● Requirements: From the listing below, count the lines where the string "Boleslaw" occurs. Give the number, with no other words.
* Start Material for the task *
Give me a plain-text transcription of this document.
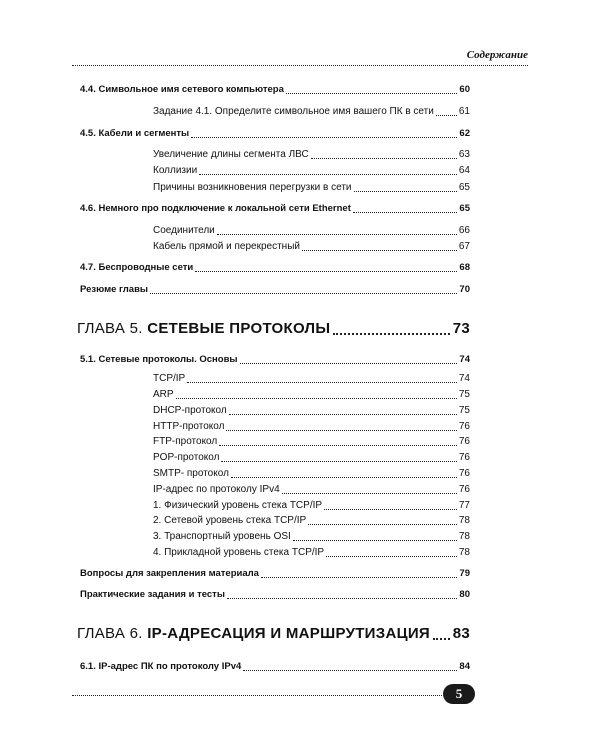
Содержание
4.4. Символьное имя сетевого компьютера	60
Задание 4.1. Определите символьное имя вашего ПК в сети	61
4.5. Кабели и сегменты	62
Увеличение длины сегмента ЛВС	63
Коллизии	64
Причины возникновения перегрузки в сети	65
4.6. Немного про подключение к локальной сети Ethernet	65
Соединители	66
Кабель прямой и перекрестный	67
4.7. Беспроводные сети	68
Резюме главы	70
ГЛАВА 5. СЕТЕВЫЕ ПРОТОКОЛЫ	73
5.1. Сетевые протоколы. Основы	74
TCP/IP	74
ARP	75
DHCP-протокол	75
HTTP-протокол	76
FTP-протокол	76
POP-протокол	76
SMTP- протокол	76
IP-адрес по протоколу IPv4	76
1. Физический уровень стека TCP/IP	77
2. Сетевой уровень стека TCP/IP	78
3. Транспортный уровень OSI	78
4. Прикладной уровень стека TCP/IP	78
Вопросы для закрепления материала	79
Практические задания и тесты	80
ГЛАВА 6. IP-АДРЕСАЦИЯ И МАРШРУТИЗАЦИЯ 83
6.1. IP-адрес ПК по протоколу IPv4	84
5
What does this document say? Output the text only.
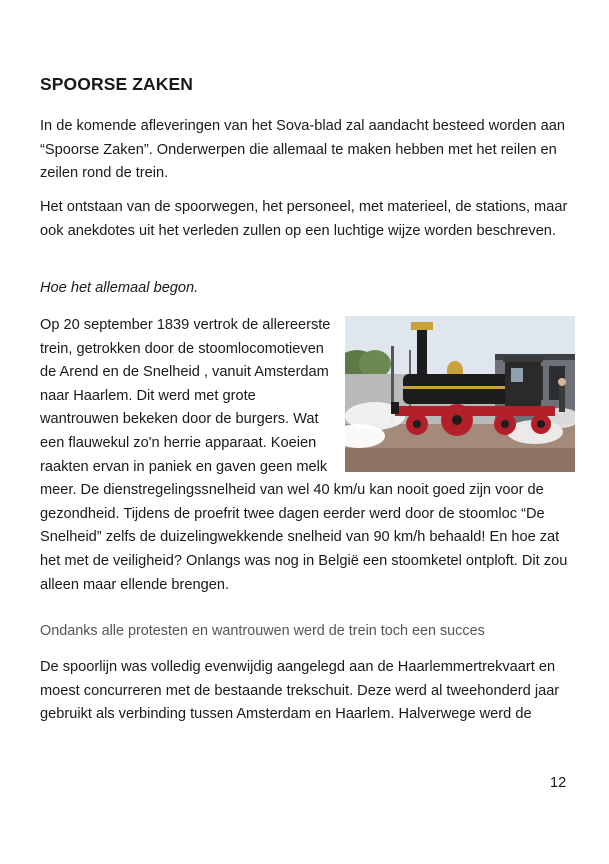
SPOORSE ZAKEN

In de komende afleveringen van het Sova-blad zal aandacht besteed worden aan “Spoorse Zaken”. Onderwerpen die allemaal te maken hebben met het reilen en zeilen rond de trein.

Het ontstaan van de spoorwegen, het personeel, met materieel, de stations, maar ook anekdotes uit het verleden zullen op een luchtige wijze worden beschreven.

Hoe het allemaal begon.

Op 20 september 1839 vertrok de allereerste trein, getrokken door de stoomlocomotieven de Arend en de Snelheid , vanuit Amsterdam naar Haarlem. Dit werd met grote wantrouwen bekeken door de burgers. Wat een flauwekul zo'n herrie apparaat. Koeien raakten ervan in paniek en gaven geen melk meer. De dienstregelingssnelheid van wel 40 km/u kan nooit goed zijn voor de gezondheid. Tijdens de proefrit twee dagen eerder werd door de stoomloc “De Snelheid” zelfs de duizelingwekkende snelheid van 90 km/h behaald! En hoe zat het met de veiligheid? Onlangs was nog in België een stoomketel ontploft. Dit zou alleen maar ellende brengen.

Ondanks alle protesten en wantrouwen werd de trein toch een succes

De spoorlijn was volledig evenwijdig aangelegd aan de Haarlemmertrekvaart en moest concurreren met de bestaande trekschuit. Deze werd al tweehonderd jaar gebruikt als verbinding tussen Amsterdam en Haarlem. Halverwege werd de

12
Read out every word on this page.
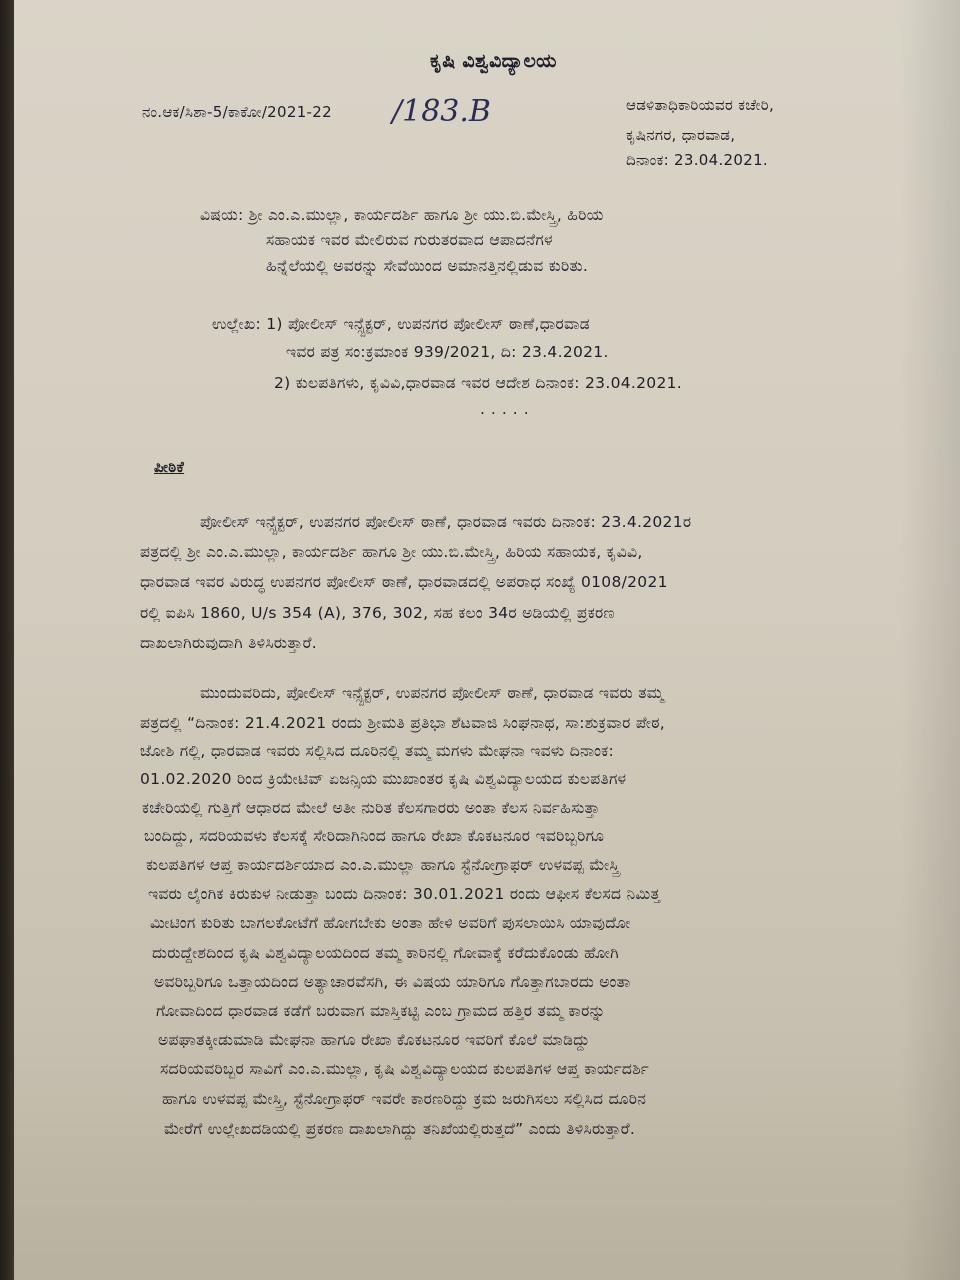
ಕೃಷಿ ವಿಶ್ವವಿದ್ಯಾಲಯ
ನಂ.ಆಕ/ಸಿಶಾ-5/ಕಾಕೋ/2021-22 /183.B	ಆಡಳಿತಾಧಿಕಾರಿಯವರ ಕಚೇರಿ,
ಕೃಷಿನಗರ, ಧಾರವಾಡ,
ದಿನಾಂಕ: 23.04.2021.
ವಿಷಯ: ಶ್ರೀ ಎಂ.ಎ.ಮುಲ್ಲಾ, ಕಾರ್ಯದರ್ಶಿ ಹಾಗೂ ಶ್ರೀ ಯು.ಬಿ.ಮೇಸ್ತ್ರಿ, ಹಿರಿಯ
ಸಹಾಯಕ ಇವರ ಮೇಲಿರುವ ಗುರುತರವಾದ ಆಪಾದನೆಗಳ
ಹಿನ್ನೆಲೆಯಲ್ಲಿ ಅವರನ್ನು ಸೇವೆಯಿಂದ ಅಮಾನತ್ತಿನಲ್ಲಿಡುವ ಕುರಿತು.
ಉಲ್ಲೇಖ: 1) ಪೋಲೀಸ್ ಇನ್ಸ್ಪೆಕ್ಟರ್, ಉಪನಗರ ಪೋಲೀಸ್ ಠಾಣೆ,ಧಾರವಾಡ
ಇವರ ಪತ್ರ ಸಂ:ಕ್ರಮಾಂಕ 939/2021, ದಿ: 23.4.2021.
2) ಕುಲಪತಿಗಳು, ಕೃವಿವಿ,ಧಾರವಾಡ ಇವರ ಆದೇಶ ದಿನಾಂಕ: 23.04.2021.
.....
ಪೀಠಿಕೆ
ಪೋಲೀಸ್ ಇನ್ಸ್ಪೆಕ್ಟರ್, ಉಪನಗರ ಪೋಲೀಸ್ ಠಾಣೆ, ಧಾರವಾಡ ಇವರು ದಿನಾಂಕ: 23.4.2021ರ
ಪತ್ರದಲ್ಲಿ ಶ್ರೀ ಎಂ.ಎ.ಮುಲ್ಲಾ, ಕಾರ್ಯದರ್ಶಿ ಹಾಗೂ ಶ್ರೀ ಯು.ಬಿ.ಮೇಸ್ತ್ರಿ, ಹಿರಿಯ ಸಹಾಯಕ, ಕೃವಿವಿ,
ಧಾರವಾಡ ಇವರ ವಿರುದ್ಧ ಉಪನಗರ ಪೋಲೀಸ್ ಠಾಣೆ, ಧಾರವಾಡದಲ್ಲಿ ಅಪರಾಧ ಸಂಖ್ಯೆ 0108/2021
ರಲ್ಲಿ ಐಪಿಸಿ 1860, U/s 354 (A), 376, 302, ಸಹ ಕಲಂ 34ರ ಅಡಿಯಲ್ಲಿ ಪ್ರಕರಣ
ದಾಖಲಾಗಿರುವುದಾಗಿ ತಿಳಿಸಿರುತ್ತಾರೆ.
ಮುಂದುವರಿದು, ಪೋಲೀಸ್ ಇನ್ಸ್ಪೆಕ್ಟರ್, ಉಪನಗರ ಪೋಲೀಸ್ ಠಾಣೆ, ಧಾರವಾಡ ಇವರು ತಮ್ಮ
ಪತ್ರದಲ್ಲಿ “ದಿನಾಂಕ: 21.4.2021 ರಂದು ಶ್ರೀಮತಿ ಪ್ರತಿಭಾ ಶೆಟವಾಜಿ ಸಿಂಘನಾಥ, ಸಾ:ಶುಕ್ರವಾರ ಪೇಠ,
ಜೋಶಿ ಗಲ್ಲಿ, ಧಾರವಾಡ ಇವರು ಸಲ್ಲಿಸಿದ ದೂರಿನಲ್ಲಿ ತಮ್ಮ ಮಗಳು ಮೇಘನಾ ಇವಳು ದಿನಾಂಕ:
01.02.2020 ರಿಂದ ಕ್ರಿಯೇಟಿವ್ ಏಜನ್ಸಿಯ ಮುಖಾಂತರ ಕೃಷಿ ವಿಶ್ವವಿದ್ಯಾಲಯದ ಕುಲಪತಿಗಳ
ಕಚೇರಿಯಲ್ಲಿ ಗುತ್ತಿಗೆ ಆಧಾರದ ಮೇಲೆ ಅತೀ ನುರಿತ ಕೆಲಸಗಾರರು ಅಂತಾ ಕೆಲಸ ನಿರ್ವಹಿಸುತ್ತಾ
ಬಂದಿದ್ದು, ಸದರಿಯವಳು ಕೆಲಸಕ್ಕೆ ಸೇರಿದಾಗಿನಿಂದ ಹಾಗೂ ರೇಖಾ ಕೊಕಟನೂರ ಇವರಿಬ್ಬರಿಗೂ
ಕುಲಪತಿಗಳ ಆಪ್ತ ಕಾರ್ಯದರ್ಶಿಯಾದ ಎಂ.ಎ.ಮುಲ್ಲಾ ಹಾಗೂ ಸ್ಟೆನೋಗ್ರಾಫರ್ ಉಳವಪ್ಪ ಮೇಸ್ತ್ರಿ
ಇವರು ಲೈಂಗಿಕ ಕಿರುಕುಳ ನೀಡುತ್ತಾ ಬಂದು ದಿನಾಂಕ: 30.01.2021 ರಂದು ಆಫೀಸ ಕೆಲಸದ ನಿಮಿತ್ತ
ಮೀಟಿಂಗ ಕುರಿತು ಬಾಗಲಕೋಟೆಗೆ ಹೋಗಬೇಕು ಅಂತಾ ಹೇಳಿ ಅವರಿಗೆ ಪುಸಲಾಯಿಸಿ ಯಾವುದೋ
ದುರುದ್ದೇಶದಿಂದ ಕೃಷಿ ವಿಶ್ವವಿದ್ಯಾಲಯದಿಂದ ತಮ್ಮ ಕಾರಿನಲ್ಲಿ ಗೋವಾಕ್ಕೆ ಕರೆದುಕೊಂಡು ಹೋಗಿ
ಅವರಿಬ್ಬರಿಗೂ ಒತ್ತಾಯದಿಂದ ಅತ್ಯಾಚಾರವೆಸಗಿ, ಈ ವಿಷಯ ಯಾರಿಗೂ ಗೊತ್ತಾಗಬಾರದು ಅಂತಾ
ಗೋವಾದಿಂದ ಧಾರವಾಡ ಕಡೆಗೆ ಬರುವಾಗ ಮಾಸ್ತಿಕಟ್ಟಿ ಎಂಬ ಗ್ರಾಮದ ಹತ್ತಿರ ತಮ್ಮ ಕಾರನ್ನು
ಅಪಘಾತಕ್ಕೀಡುಮಾಡಿ ಮೇಘನಾ ಹಾಗೂ ರೇಖಾ ಕೊಕಟನೂರ ಇವರಿಗೆ ಕೊಲೆ ಮಾಡಿದ್ದು
ಸದರಿಯವರಿಬ್ಬರ ಸಾವಿಗೆ ಎಂ.ಎ.ಮುಲ್ಲಾ, ಕೃಷಿ ವಿಶ್ವವಿದ್ಯಾಲಯದ ಕುಲಪತಿಗಳ ಆಪ್ತ ಕಾರ್ಯದರ್ಶಿ
ಹಾಗೂ ಉಳವಪ್ಪ ಮೇಸ್ತ್ರಿ, ಸ್ಟೆನೋಗ್ರಾಫರ್ ಇವರೇ ಕಾರಣರಿದ್ದು ಕ್ರಮ ಜರುಗಿಸಲು ಸಲ್ಲಿಸಿದ ದೂರಿನ
ಮೇರೆಗೆ ಉಲ್ಲೇಖದಡಿಯಲ್ಲಿ ಪ್ರಕರಣ ದಾಖಲಾಗಿದ್ದು ತನಿಖೆಯಲ್ಲಿರುತ್ತದೆ” ಎಂದು ತಿಳಿಸಿರುತ್ತಾರೆ.
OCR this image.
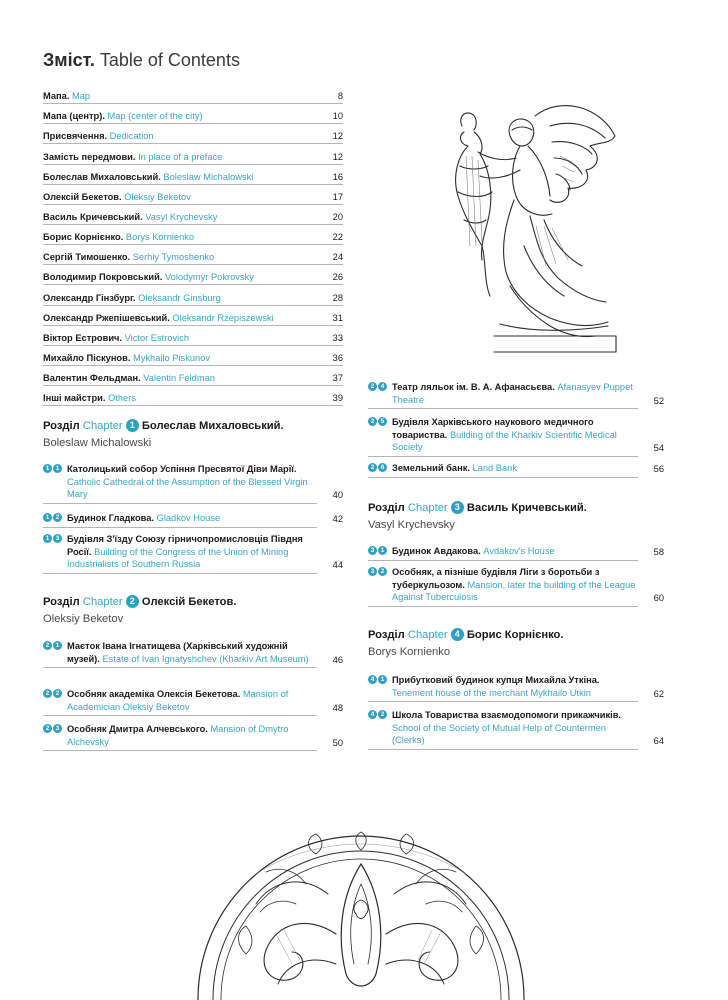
Зміст. Table of Contents
Мапа. Map	8
Мапа (центр). Map (center of the city)	10
Присвячення. Dedication	12
Замість передмови. In place of a preface	12
Болеслав Михаловський. Boleslaw Michalowski	16
Олексій Бекетов. Oleksiy Beketov	17
Василь Кричевський. Vasyl Krychevsky	20
Борис Корнієнко. Borys Kornienko	22
Сергій Тимошенко. Serhiy Tymoshenko	24
Володимир Покровський. Volodymyr Pokrovsky	26
Олександр Гінзбург. Oleksandr Ginsburg	28
Олександр Ржепішевський. Oleksandr Rzepiszewski	31
Віктор Естрович. Victor Estrovich	33
Михайло Піскунов. Mykhailo Piskunov	36
Валентин Фельдман. Valentin Feldman	37
Інші майстри. Others	39
Розділ Chapter 1 Болеслав Михаловський.
Boleslaw Michalowski
1	1 Католицький собор Успіння Пресвятої Діви Марії. Catholic Cathedral of the Assumption of the Blessed Virgin Mary	40
1	2 Будинок Гладкова. Gladkov House	42
1	3 Будівля З'їзду Союзу гірничопромисловців Півдня Росії. Building of the Congress of the Union of Mining Industrialists of Southern Russia	44
Розділ Chapter 2 Олексій Бекетов.
Oleksiy Beketov
2	1 Маєток Івана Ігнатищева (Харківський художній музей). Estate of Ivan Ignatyshchev (Kharkiv Art Museum)	46
2	2 Особняк академіка Олексія Бекетова. Mansion of Academician Oleksiy Beketov	48
2	3 Особняк Дмитра Алчевського. Mansion of Dmytro Alchevsky	50
2	4 Театр ляльок ім. В. А. Афанасьєва. Afanasyev Puppet Theatre	52
2	5 Будівля Харківського наукового медичного товариства. Building of the Kharkiv Scientific Medical Society	54
2	6 Земельний банк. Land Bank	56
Розділ Chapter 3 Василь Кричевський.
Vasyl Krychevsky
3	1 Будинок Авдакова. Avdakov's House	58
3	2 Особняк, а пізніше будівля Ліги з боротьби з туберкульозом. Mansion, later the building of the League Against Tuberculosis	60
Розділ Chapter 4 Борис Корнієнко.
Borys Kornienko
4	1 Прибутковий будинок купця Михайла Уткіна. Tenement house of the merchant Mykhailo Utkin	62
4	2 Школа Товариства взаємодопомоги прикажчиків. School of the Society of Mutual Help of Countermen (Clerks)	64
* End Material for the task *
● Response below: 2